WHAT THIS TASK INVOLVES:
How many lines of the data hold the word "design"? State the number and nothing else.

[Dataset excerpt]

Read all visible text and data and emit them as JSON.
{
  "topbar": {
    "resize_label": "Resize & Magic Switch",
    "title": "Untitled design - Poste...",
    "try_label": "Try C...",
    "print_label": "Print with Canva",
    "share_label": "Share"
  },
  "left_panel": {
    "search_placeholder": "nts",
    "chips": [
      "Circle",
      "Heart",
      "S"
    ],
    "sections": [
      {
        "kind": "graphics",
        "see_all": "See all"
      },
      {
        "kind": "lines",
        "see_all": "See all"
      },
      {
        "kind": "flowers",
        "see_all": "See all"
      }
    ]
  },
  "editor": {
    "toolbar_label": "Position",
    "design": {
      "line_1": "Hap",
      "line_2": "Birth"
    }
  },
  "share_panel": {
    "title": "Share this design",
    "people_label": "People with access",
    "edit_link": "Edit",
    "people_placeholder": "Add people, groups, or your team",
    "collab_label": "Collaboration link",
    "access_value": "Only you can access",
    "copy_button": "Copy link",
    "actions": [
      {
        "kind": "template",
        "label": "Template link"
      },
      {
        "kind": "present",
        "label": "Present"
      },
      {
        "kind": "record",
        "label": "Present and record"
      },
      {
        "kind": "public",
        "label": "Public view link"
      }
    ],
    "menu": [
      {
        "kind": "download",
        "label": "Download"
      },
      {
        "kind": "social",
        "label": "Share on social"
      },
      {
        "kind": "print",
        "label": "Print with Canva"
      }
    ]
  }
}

THE SOLUTION:
3